§ RECORDED DATA:
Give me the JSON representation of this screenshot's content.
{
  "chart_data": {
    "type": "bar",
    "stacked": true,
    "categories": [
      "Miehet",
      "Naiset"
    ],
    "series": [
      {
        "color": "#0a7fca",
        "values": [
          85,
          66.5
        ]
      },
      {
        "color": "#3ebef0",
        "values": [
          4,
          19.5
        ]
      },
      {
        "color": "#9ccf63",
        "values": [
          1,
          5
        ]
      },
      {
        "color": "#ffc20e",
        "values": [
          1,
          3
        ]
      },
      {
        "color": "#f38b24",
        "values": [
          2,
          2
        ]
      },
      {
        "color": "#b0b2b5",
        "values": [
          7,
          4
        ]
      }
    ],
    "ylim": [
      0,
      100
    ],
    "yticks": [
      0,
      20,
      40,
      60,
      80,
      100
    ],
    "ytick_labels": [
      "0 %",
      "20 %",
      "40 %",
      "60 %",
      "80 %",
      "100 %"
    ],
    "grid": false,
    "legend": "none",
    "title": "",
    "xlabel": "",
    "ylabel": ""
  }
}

§ TASK REQUIREMENTS: Copy out each line of the entries that holds "color".

§ SOLUTION TO THE EXERCISE:
        "color": "#0a7fca",
        "color": "#3ebef0",
        "color": "#9ccf63",
        "color": "#ffc20e",
        "color": "#f38b24",
        "color": "#b0b2b5",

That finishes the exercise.